> [Excerpt provided]

* BEGIN *

Code and reports about creating a database for a presidential campaign as well as performing advanced analytics on the obtained information. To simply read the overviews on our project and results, check out the pdf files "Databasing Write-Up" and "Analysis Write-Up".
- Gets the API data for all articles published in February and saves to NYT_feb_data.txt
- This data is in JSON format
- Generates list of all URLs since we want articles from all of February
- Navigates to each URL and saves html with “article” + index position
- Gets the API data for all articles published in March and saves to NYT_march_data.txt
- This data is in JSON format
- Generates list of all URLs from before Super Tuesday (March 3rd)

* END *

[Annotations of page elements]
* BEGIN *

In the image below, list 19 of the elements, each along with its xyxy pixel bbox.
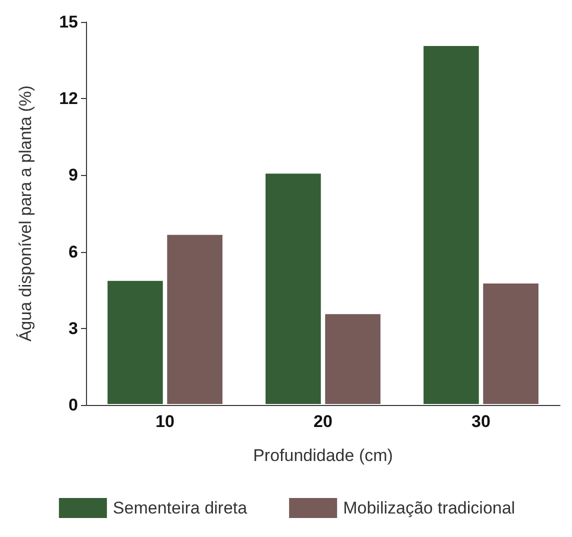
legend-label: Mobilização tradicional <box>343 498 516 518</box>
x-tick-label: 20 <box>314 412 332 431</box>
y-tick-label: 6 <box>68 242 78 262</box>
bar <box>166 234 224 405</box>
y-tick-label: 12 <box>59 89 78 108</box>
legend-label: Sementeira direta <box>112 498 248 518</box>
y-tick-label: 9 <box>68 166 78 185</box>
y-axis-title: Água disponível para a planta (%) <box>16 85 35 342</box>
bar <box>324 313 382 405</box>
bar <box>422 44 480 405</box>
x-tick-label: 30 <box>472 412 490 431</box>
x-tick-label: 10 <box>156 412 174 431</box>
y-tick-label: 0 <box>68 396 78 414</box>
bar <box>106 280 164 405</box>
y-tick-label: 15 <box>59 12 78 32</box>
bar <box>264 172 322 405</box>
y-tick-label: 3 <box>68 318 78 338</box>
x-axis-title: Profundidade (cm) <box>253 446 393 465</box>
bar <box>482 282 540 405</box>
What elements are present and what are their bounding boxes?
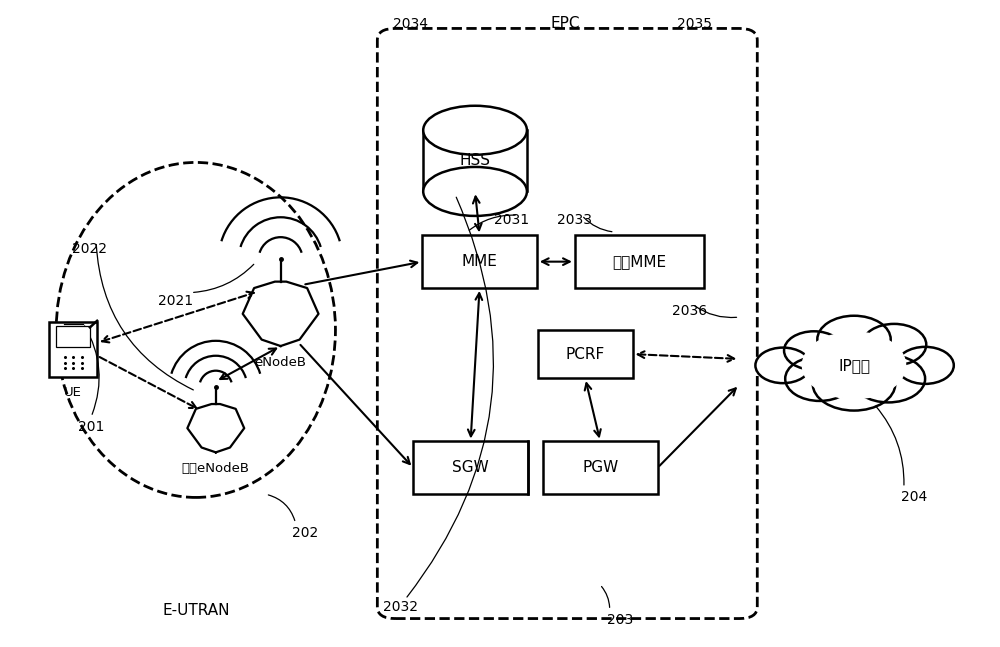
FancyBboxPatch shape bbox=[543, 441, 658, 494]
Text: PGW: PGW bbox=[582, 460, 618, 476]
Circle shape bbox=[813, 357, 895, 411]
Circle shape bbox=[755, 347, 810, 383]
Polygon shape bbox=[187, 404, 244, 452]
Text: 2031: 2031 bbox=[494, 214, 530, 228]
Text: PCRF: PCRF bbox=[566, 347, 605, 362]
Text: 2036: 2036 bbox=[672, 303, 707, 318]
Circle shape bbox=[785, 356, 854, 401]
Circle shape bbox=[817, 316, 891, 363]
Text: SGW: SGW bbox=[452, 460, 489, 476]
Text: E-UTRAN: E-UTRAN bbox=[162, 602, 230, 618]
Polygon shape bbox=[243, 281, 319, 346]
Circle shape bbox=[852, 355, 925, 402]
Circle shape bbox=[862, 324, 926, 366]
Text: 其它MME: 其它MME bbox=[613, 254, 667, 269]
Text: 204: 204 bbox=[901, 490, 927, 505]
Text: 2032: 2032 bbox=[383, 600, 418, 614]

* END *

> [Exercises]
1 - Print the passage of the project description from "Code and reports" to "Tuesday (March 3rd)".
2 - List every file that the project description names specifically.
These records have no connection to the project description.

> [Answers to the problems]
1 -
Code and reports about creating a database for a presidential campaign as well as performing advanced analytics on the obtained information. To simply read the overviews on our project and results, check out the pdf files "Databasing Write-Up" and "Analysis Write-Up".
- Gets the API data for all articles published in February and saves to NYT_feb_data.txt
- This data is in JSON format
- Generates list of all URLs since we want articles from all of February
- Navigates to each URL and saves html with “article” + index position
- Gets the API data for all articles published in March and saves to NYT_march_data.txt
- This data is in JSON format
- Generates list of all URLs from before Super Tuesday (March 3rd)

2 -
- Databasing Write-Up
- Analysis Write-Up
- NYT_feb_data.txt
- NYT_march_data.txt